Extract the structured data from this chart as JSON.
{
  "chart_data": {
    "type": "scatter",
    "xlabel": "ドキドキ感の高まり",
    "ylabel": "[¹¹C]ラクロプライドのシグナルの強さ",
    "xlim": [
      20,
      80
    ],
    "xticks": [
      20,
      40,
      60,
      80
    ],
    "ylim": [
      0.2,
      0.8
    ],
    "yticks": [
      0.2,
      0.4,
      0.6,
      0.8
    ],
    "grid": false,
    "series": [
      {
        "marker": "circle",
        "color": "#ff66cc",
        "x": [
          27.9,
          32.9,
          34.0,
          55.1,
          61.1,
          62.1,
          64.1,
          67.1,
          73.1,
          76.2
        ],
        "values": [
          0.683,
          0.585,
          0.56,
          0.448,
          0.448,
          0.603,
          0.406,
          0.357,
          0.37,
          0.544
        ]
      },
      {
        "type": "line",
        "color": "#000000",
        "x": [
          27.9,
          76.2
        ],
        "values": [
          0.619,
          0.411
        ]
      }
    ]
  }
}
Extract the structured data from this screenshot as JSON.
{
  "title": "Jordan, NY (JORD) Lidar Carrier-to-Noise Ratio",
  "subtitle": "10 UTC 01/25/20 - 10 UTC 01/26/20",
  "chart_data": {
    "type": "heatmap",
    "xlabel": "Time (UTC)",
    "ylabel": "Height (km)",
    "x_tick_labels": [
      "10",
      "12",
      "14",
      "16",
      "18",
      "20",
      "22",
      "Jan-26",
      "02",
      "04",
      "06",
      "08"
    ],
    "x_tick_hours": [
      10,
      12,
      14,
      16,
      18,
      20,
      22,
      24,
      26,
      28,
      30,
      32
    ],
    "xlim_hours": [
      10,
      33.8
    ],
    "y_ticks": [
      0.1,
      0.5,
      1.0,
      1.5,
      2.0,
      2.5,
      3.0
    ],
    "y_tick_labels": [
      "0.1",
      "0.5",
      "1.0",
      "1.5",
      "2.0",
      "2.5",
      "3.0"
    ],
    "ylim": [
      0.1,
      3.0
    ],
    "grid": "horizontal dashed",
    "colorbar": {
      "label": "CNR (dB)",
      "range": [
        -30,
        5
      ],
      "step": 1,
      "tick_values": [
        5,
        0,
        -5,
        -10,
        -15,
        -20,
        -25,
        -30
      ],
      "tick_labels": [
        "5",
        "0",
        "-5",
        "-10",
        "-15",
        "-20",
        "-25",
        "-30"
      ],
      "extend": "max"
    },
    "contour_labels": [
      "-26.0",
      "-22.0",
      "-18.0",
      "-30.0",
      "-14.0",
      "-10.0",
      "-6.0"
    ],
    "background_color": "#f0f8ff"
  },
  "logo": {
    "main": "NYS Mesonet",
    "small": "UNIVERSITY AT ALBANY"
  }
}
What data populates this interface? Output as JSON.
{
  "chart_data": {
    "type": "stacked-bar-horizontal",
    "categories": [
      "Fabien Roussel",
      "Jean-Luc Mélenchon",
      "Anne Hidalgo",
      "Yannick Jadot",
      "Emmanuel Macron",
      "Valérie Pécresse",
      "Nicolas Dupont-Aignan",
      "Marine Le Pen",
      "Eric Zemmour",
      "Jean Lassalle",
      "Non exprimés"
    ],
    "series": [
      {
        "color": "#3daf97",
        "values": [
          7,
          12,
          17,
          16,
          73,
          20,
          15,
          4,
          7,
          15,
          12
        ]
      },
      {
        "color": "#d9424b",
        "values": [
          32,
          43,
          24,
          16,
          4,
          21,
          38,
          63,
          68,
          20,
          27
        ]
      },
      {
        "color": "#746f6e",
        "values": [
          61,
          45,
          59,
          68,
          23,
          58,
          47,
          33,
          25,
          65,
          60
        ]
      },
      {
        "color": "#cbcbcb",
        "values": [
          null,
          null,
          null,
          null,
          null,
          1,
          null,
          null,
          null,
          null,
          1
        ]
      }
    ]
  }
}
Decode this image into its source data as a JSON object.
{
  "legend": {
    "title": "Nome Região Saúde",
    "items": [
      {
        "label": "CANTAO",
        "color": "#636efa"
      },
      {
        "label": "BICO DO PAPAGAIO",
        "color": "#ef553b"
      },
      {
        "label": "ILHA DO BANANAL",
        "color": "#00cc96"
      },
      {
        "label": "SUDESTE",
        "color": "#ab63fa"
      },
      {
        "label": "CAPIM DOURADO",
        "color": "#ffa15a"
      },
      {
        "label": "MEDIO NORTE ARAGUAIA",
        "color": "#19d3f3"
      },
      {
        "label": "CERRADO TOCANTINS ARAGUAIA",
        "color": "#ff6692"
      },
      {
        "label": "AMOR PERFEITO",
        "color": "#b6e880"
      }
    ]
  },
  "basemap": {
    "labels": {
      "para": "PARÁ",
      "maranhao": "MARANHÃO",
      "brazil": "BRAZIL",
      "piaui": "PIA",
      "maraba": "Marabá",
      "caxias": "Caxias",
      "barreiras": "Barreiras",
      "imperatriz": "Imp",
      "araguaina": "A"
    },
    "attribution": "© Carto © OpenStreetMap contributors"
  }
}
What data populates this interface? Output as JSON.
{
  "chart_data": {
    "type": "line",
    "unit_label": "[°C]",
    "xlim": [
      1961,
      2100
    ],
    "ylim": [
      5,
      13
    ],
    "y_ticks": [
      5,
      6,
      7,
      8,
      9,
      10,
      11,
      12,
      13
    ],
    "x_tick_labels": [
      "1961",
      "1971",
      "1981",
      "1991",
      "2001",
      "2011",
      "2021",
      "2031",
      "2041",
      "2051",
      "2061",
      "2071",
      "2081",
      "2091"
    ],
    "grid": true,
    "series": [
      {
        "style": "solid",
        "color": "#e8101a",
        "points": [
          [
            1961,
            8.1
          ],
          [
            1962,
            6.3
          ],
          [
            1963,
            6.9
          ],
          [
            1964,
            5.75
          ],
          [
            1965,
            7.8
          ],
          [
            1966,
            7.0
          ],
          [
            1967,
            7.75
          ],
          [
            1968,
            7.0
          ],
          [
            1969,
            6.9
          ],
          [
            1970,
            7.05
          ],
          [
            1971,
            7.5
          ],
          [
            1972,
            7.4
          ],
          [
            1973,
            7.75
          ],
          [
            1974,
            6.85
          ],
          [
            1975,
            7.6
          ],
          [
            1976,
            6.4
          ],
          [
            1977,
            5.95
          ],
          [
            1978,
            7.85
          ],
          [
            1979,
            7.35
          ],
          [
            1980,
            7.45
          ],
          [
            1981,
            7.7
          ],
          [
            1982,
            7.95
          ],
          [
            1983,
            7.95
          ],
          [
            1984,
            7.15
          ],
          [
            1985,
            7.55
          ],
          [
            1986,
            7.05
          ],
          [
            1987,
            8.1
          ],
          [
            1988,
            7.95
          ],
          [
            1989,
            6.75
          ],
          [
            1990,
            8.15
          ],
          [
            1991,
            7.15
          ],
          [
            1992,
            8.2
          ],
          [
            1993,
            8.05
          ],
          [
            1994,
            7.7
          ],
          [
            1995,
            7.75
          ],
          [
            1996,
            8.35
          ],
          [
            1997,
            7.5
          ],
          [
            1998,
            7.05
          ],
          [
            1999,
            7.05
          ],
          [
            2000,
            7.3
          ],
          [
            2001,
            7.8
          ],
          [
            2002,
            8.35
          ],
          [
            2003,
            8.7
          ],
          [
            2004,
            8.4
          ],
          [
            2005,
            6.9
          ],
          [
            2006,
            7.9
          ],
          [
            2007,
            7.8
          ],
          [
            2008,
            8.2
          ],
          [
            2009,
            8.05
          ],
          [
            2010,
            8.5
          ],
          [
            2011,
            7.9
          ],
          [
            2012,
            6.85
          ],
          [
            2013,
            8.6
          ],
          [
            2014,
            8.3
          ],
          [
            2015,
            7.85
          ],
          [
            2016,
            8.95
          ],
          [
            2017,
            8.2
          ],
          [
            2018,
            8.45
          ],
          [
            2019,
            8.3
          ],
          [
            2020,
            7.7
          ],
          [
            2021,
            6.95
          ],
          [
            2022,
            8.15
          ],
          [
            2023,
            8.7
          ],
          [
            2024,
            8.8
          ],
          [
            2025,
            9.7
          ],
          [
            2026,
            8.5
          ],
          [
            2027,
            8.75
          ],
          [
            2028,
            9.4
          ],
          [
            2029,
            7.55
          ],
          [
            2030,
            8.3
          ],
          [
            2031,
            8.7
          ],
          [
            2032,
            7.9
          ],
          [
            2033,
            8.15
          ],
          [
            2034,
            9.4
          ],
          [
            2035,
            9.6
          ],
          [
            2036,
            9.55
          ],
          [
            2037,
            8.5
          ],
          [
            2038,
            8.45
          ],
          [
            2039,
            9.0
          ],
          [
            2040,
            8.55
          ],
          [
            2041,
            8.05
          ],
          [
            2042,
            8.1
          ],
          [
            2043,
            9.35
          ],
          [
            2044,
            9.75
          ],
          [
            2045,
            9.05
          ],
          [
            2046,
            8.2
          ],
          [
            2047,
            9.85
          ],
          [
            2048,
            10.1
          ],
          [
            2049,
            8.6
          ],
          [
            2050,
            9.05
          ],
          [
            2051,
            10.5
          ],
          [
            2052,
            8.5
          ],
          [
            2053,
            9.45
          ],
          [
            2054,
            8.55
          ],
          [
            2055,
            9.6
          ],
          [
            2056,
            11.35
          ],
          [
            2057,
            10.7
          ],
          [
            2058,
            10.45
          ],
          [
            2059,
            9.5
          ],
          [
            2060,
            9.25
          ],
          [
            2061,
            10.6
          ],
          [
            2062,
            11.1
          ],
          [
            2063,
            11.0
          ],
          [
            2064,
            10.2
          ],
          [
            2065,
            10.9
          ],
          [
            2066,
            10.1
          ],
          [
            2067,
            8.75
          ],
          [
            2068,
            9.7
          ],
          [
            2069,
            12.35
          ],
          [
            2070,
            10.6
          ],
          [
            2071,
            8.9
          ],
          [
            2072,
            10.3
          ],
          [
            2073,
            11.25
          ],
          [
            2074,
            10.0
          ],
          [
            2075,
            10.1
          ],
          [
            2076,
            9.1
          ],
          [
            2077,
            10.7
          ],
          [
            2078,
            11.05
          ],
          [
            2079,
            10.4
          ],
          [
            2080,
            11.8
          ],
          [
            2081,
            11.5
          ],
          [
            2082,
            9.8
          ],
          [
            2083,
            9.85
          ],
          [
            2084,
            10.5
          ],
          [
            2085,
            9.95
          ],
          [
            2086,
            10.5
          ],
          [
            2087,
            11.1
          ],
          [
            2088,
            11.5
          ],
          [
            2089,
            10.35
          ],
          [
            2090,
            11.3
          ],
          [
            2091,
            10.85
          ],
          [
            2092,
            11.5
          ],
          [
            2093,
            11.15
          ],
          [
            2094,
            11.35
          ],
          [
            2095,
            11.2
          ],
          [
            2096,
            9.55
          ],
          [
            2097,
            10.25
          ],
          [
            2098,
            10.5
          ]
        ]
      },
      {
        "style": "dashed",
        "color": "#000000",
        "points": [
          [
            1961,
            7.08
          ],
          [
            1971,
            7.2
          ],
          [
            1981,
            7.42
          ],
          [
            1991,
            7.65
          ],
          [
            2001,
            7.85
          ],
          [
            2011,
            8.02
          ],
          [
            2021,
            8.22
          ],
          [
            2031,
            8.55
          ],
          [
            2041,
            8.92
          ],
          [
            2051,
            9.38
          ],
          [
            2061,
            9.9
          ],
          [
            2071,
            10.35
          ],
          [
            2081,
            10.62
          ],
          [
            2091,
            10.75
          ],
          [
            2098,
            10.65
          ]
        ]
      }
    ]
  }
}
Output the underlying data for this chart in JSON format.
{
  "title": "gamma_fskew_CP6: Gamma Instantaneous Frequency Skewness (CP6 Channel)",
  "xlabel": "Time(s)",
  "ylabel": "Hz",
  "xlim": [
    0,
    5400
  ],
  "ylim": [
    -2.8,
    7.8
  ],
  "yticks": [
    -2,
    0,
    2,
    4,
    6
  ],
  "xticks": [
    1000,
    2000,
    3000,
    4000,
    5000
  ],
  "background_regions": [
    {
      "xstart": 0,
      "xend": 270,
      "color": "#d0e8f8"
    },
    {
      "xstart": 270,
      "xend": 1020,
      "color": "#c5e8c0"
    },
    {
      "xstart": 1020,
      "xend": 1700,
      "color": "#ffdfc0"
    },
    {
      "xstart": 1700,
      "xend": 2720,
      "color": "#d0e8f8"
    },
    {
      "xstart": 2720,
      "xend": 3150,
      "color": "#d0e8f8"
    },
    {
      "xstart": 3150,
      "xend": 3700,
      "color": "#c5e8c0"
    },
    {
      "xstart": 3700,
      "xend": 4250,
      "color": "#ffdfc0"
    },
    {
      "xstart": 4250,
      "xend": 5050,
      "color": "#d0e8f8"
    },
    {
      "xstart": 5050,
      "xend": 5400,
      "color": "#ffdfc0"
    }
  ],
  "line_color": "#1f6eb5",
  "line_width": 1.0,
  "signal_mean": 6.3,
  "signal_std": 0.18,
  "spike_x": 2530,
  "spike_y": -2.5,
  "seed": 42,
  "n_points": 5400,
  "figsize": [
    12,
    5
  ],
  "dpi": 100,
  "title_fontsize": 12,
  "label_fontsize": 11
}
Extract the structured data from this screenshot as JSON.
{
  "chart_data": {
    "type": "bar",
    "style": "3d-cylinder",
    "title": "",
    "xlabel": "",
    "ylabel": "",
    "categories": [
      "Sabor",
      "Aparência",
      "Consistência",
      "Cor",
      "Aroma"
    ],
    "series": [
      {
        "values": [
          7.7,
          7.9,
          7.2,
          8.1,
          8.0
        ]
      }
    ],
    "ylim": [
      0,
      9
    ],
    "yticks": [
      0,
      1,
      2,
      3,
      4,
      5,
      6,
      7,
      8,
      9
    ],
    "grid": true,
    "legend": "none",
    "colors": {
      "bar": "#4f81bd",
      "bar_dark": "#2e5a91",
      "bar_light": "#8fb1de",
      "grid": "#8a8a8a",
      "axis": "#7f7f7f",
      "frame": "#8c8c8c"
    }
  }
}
|---|
[To be done]
In the records above, locate every line with the string "this" and copy it.

[Solution to the exercise]
Extract the structured data from this chart as JSON.
Extract the structured data from this screenshot as JSON.
What data populates this interface? Output as JSON.
Decode this image into its source data as a JSON object.
What data populates this interface? Output as JSON.
Output the underlying data for this chart in JSON format.
Extract the structured data from this screenshot as JSON.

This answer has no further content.